[Records from a data source]
•••••
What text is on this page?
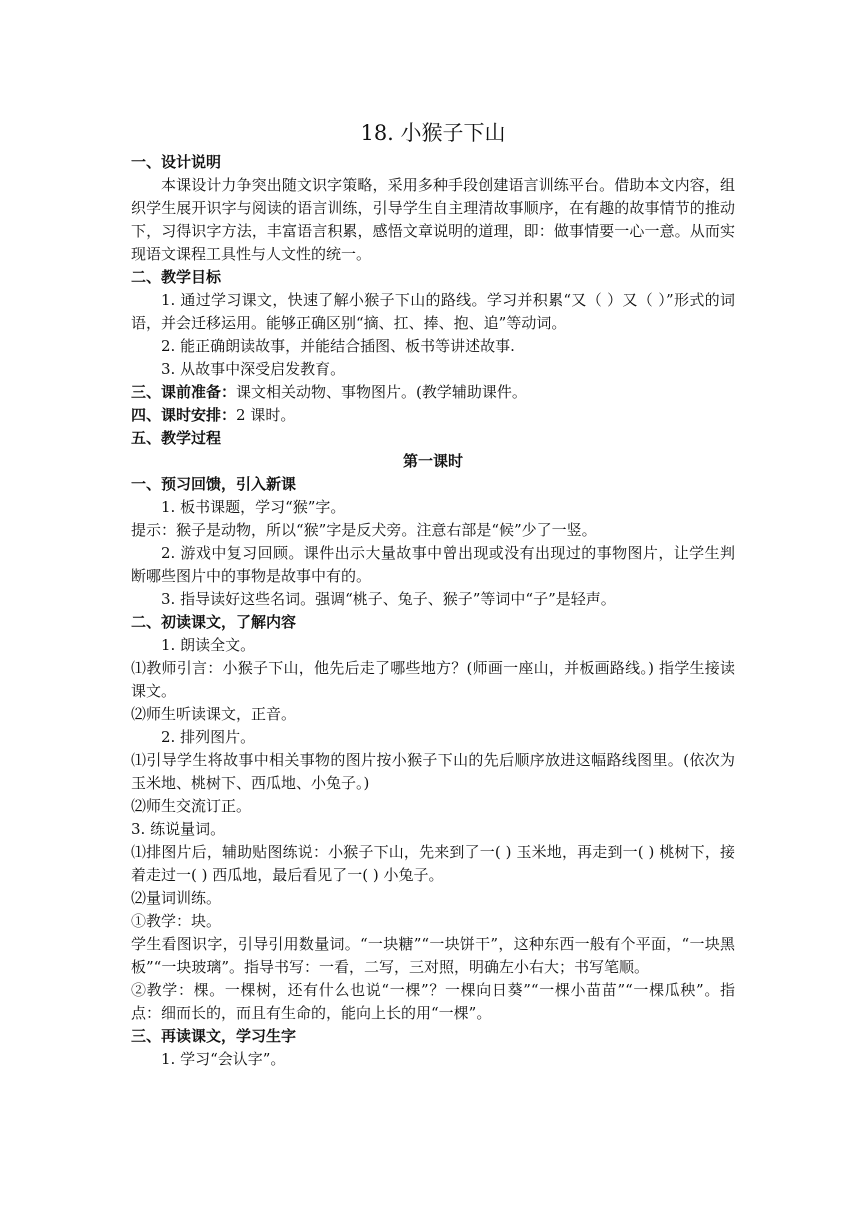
18. 小猴子下山

一、设计说明

本课设计力争突出随文识字策略，采用多种手段创建语言训练平台。借助本文内容，组织学生展开识字与阅读的语言训练，引导学生自主理清故事顺序，在有趣的故事情节的推动下，习得识字方法，丰富语言积累，感悟文章说明的道理，即：做事情要一心一意。从而实现语文课程工具性与人文性的统一。

二、教学目标

1. 通过学习课文，快速了解小猴子下山的路线。学习并积累“又（ ）又（ ）”形式的词语，并会迁移运用。能够正确区别“摘、扛、捧、抱、追”等动词。

2. 能正确朗读故事，并能结合插图、板书等讲述故事.

3. 从故事中深受启发教育。

三、课前准备：课文相关动物、事物图片。(教学辅助课件。

四、课时安排：2 课时。

五、教学过程

第一课时

一、预习回馈，引入新课

1. 板书课题，学习“猴”字。

提示：猴子是动物，所以“猴”字是反犬旁。注意右部是“候”少了一竖。

2. 游戏中复习回顾。课件出示大量故事中曾出现或没有出现过的事物图片，让学生判断哪些图片中的事物是故事中有的。

3. 指导读好这些名词。强调“桃子、兔子、猴子”等词中“子”是轻声。

二、初读课文，了解内容

1. 朗读全文。

⑴教师引言：小猴子下山，他先后走了哪些地方？(师画一座山，并板画路线。) 指学生接读课文。

⑵师生听读课文，正音。

2. 排列图片。

⑴引导学生将故事中相关事物的图片按小猴子下山的先后顺序放进这幅路线图里。(依次为玉米地、桃树下、西瓜地、小兔子。)

⑵师生交流订正。

3. 练说量词。

⑴排图片后，辅助贴图练说：小猴子下山，先来到了一( ) 玉米地，再走到一( ) 桃树下，接着走过一( ) 西瓜地，最后看见了一( ) 小兔子。

⑵量词训练。

①教学：块。

学生看图识字，引导引用数量词。“一块糖”“一块饼干”，这种东西一般有个平面，“一块黑板”“一块玻璃”。指导书写：一看，二写，三对照，明确左小右大；书写笔顺。

②教学：棵。一棵树，还有什么也说“一棵”？一棵向日葵”“一棵小苗苗”“一棵瓜秧”。指点：细而长的，而且有生命的，能向上长的用“一棵”。

三、再读课文，学习生字

1. 学习“会认字”。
•••••
**WRITTEN EXERCISE**:
Every line above should be repeated exactly; pictures stay out of the copy.

**PROBLEM SOLUTION**:
What text is on this page?
18. 小猴子下山

一、设计说明

本课设计力争突出随文识字策略，采用多种手段创建语言训练平台。借助本文内容，组织学生展开识字与阅读的语言训练，引导学生自主理清故事顺序，在有趣的故事情节的推动下，习得识字方法，丰富语言积累，感悟文章说明的道理，即：做事情要一心一意。从而实现语文课程工具性与人文性的统一。

二、教学目标

1. 通过学习课文，快速了解小猴子下山的路线。学习并积累“又（ ）又（ ）”形式的词语，并会迁移运用。能够正确区别“摘、扛、捧、抱、追”等动词。

2. 能正确朗读故事，并能结合插图、板书等讲述故事.

3. 从故事中深受启发教育。

三、课前准备：课文相关动物、事物图片。(教学辅助课件。

四、课时安排：2 课时。

五、教学过程

第一课时

一、预习回馈，引入新课

1. 板书课题，学习“猴”字。

提示：猴子是动物，所以“猴”字是反犬旁。注意右部是“候”少了一竖。

2. 游戏中复习回顾。课件出示大量故事中曾出现或没有出现过的事物图片，让学生判断哪些图片中的事物是故事中有的。

3. 指导读好这些名词。强调“桃子、兔子、猴子”等词中“子”是轻声。

二、初读课文，了解内容

1. 朗读全文。

⑴教师引言：小猴子下山，他先后走了哪些地方？(师画一座山，并板画路线。) 指学生接读课文。

⑵师生听读课文，正音。

2. 排列图片。

⑴引导学生将故事中相关事物的图片按小猴子下山的先后顺序放进这幅路线图里。(依次为玉米地、桃树下、西瓜地、小兔子。)

⑵师生交流订正。

3. 练说量词。

⑴排图片后，辅助贴图练说：小猴子下山，先来到了一( ) 玉米地，再走到一( ) 桃树下，接着走过一( ) 西瓜地，最后看见了一( ) 小兔子。

⑵量词训练。

①教学：块。

学生看图识字，引导引用数量词。“一块糖”“一块饼干”，这种东西一般有个平面，“一块黑板”“一块玻璃”。指导书写：一看，二写，三对照，明确左小右大；书写笔顺。

②教学：棵。一棵树，还有什么也说“一棵”？一棵向日葵”“一棵小苗苗”“一棵瓜秧”。指点：细而长的，而且有生命的，能向上长的用“一棵”。

三、再读课文，学习生字

1. 学习“会认字”。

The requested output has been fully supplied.